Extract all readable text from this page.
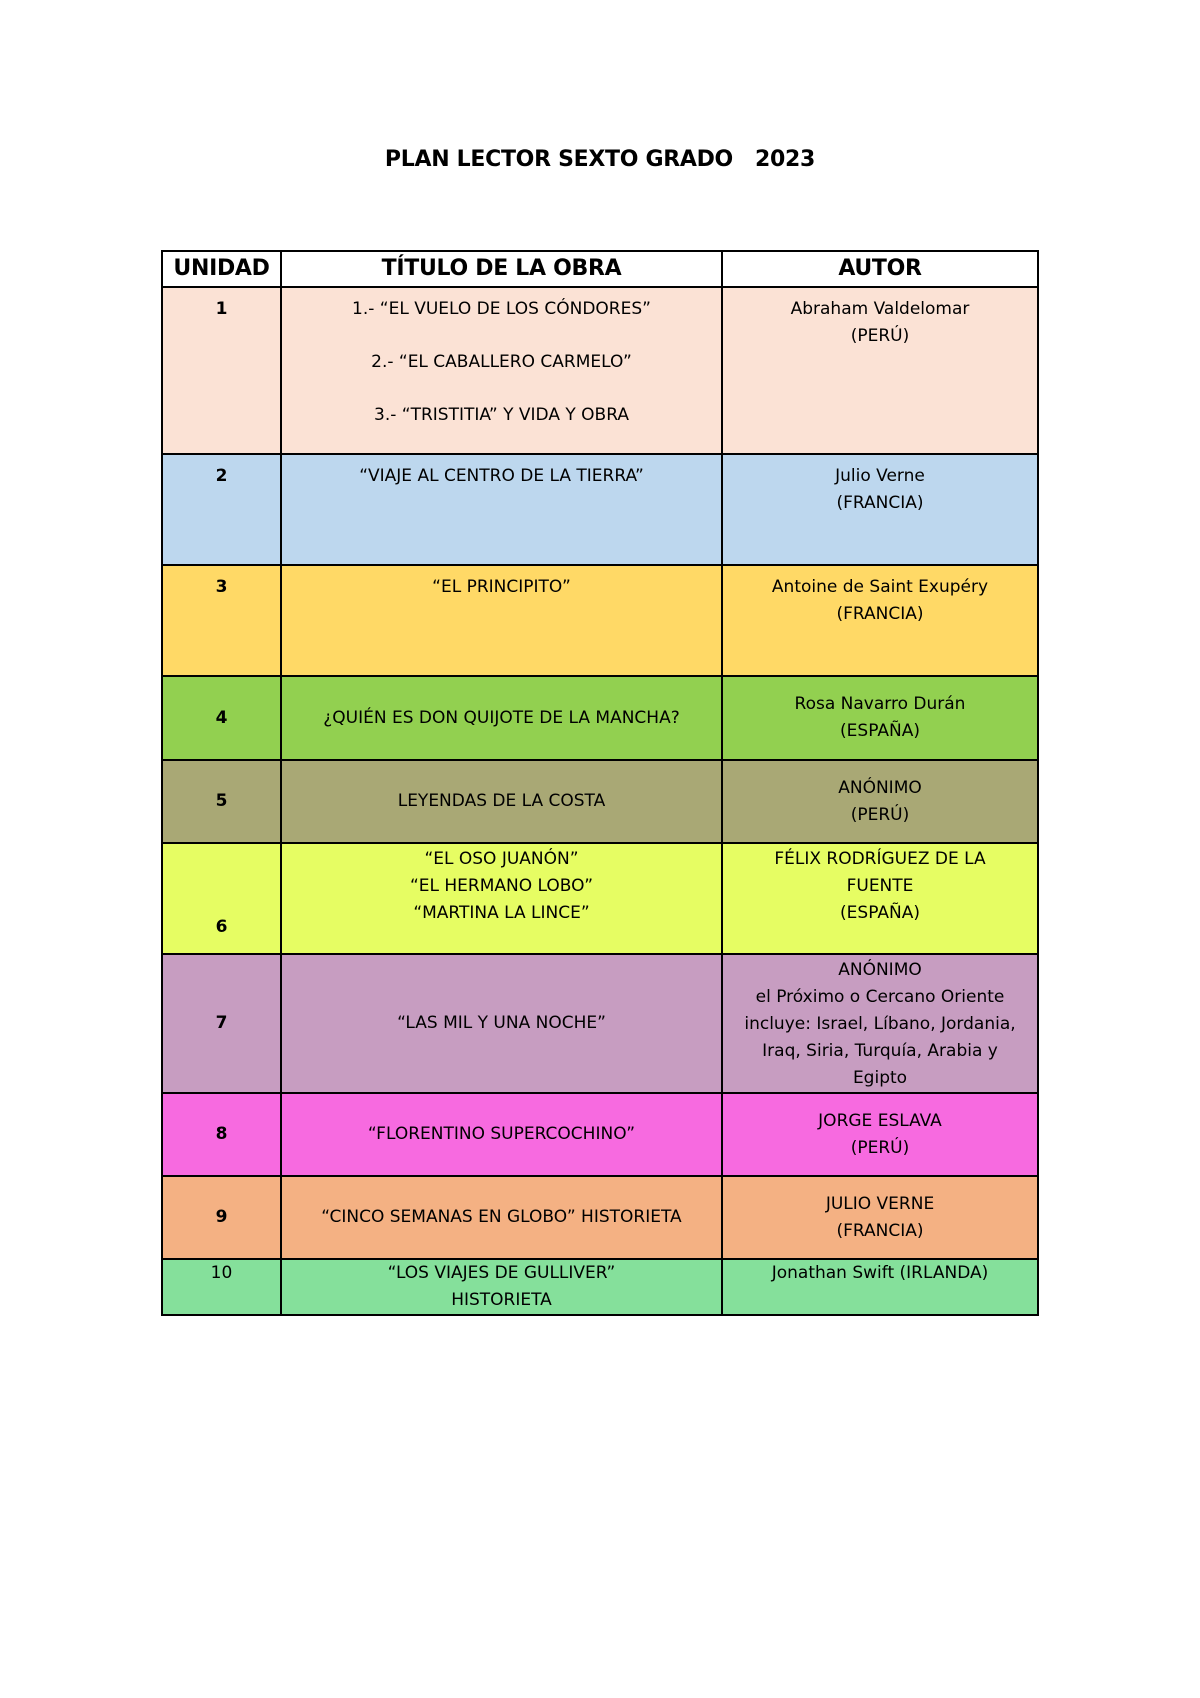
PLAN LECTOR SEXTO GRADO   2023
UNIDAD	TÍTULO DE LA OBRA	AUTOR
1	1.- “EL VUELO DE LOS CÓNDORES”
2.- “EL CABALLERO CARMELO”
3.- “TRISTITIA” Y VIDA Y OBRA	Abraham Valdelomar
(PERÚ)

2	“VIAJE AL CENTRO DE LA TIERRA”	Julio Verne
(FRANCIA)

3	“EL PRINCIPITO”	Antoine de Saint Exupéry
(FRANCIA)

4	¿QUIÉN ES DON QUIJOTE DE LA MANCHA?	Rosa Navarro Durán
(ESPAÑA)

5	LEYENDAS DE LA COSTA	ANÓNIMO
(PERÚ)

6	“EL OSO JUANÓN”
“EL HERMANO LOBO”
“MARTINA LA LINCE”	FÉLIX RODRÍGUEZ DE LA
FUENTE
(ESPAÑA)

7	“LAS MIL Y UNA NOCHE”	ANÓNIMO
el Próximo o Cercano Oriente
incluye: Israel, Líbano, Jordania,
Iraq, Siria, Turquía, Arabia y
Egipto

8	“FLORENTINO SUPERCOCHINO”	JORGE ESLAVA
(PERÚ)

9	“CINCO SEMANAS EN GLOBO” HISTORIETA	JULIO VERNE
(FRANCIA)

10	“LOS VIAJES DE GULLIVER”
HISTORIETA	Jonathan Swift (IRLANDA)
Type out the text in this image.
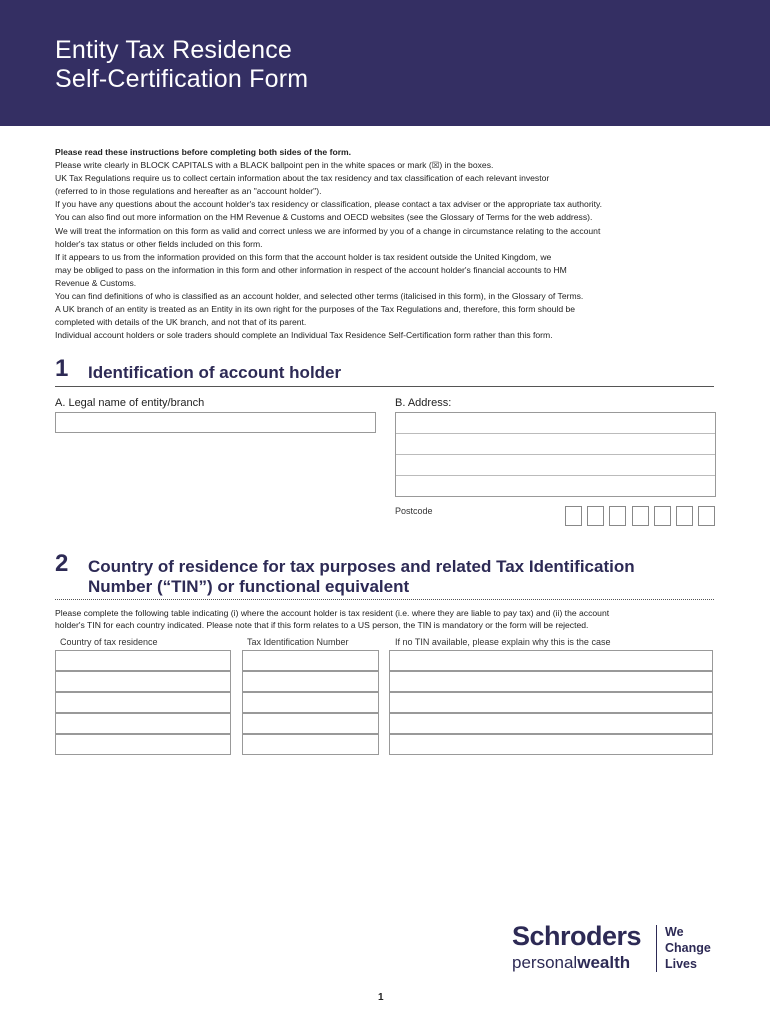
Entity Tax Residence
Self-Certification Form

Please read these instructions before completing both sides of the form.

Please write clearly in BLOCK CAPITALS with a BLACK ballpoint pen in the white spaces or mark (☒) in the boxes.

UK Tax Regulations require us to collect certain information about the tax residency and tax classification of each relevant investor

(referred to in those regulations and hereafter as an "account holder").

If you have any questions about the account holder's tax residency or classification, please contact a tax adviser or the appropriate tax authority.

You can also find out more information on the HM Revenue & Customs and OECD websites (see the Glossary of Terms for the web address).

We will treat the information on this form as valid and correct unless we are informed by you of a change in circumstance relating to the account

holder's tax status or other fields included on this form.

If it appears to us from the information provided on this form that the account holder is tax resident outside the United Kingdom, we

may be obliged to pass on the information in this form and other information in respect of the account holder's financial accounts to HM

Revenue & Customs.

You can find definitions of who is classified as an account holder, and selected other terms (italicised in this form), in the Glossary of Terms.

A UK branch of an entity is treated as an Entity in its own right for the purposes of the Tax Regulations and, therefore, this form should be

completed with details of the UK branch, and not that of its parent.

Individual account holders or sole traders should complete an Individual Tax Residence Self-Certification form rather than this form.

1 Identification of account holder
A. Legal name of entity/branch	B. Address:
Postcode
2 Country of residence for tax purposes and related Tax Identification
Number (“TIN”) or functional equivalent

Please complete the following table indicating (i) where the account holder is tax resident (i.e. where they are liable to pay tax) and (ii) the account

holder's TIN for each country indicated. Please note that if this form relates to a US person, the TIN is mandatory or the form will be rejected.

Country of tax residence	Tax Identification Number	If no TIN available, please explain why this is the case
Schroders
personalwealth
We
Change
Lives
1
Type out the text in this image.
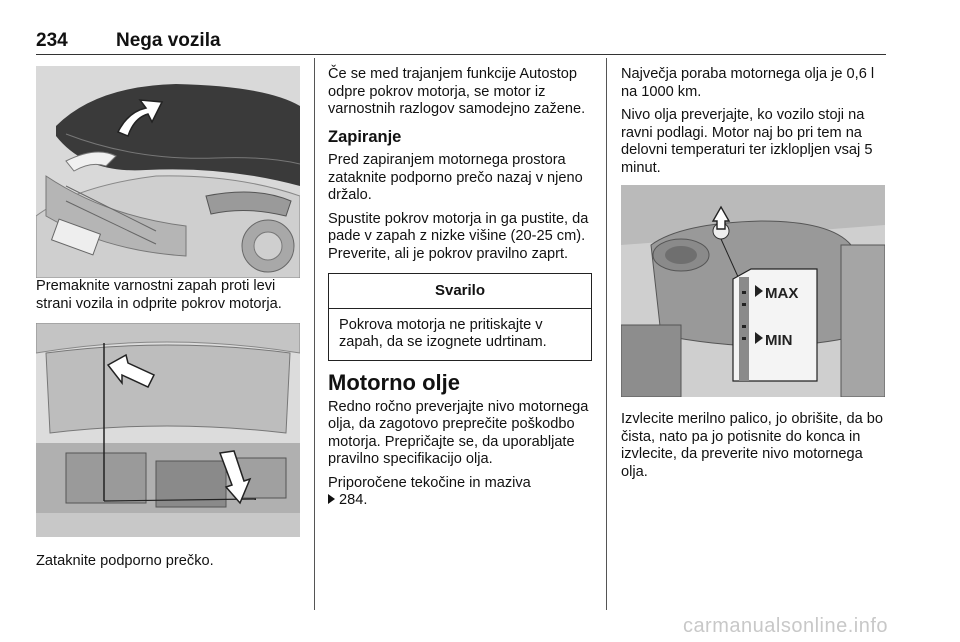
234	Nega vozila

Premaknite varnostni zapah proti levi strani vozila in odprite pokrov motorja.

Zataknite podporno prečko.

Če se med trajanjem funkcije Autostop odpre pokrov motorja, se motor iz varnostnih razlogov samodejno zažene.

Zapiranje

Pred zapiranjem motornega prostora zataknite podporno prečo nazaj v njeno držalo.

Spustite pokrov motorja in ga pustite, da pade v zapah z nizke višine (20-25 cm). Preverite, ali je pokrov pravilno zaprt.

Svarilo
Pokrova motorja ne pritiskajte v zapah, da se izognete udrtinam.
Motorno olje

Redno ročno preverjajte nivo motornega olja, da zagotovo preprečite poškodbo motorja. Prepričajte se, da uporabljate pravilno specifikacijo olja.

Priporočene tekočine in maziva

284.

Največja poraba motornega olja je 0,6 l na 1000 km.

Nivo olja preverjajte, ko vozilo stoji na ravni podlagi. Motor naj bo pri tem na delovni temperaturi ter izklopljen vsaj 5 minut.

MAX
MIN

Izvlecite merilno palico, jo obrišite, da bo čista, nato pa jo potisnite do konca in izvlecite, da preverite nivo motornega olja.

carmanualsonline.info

Instructions for the task:
Report how many lines of the data hold the string "from"; give only the number.

The response:
2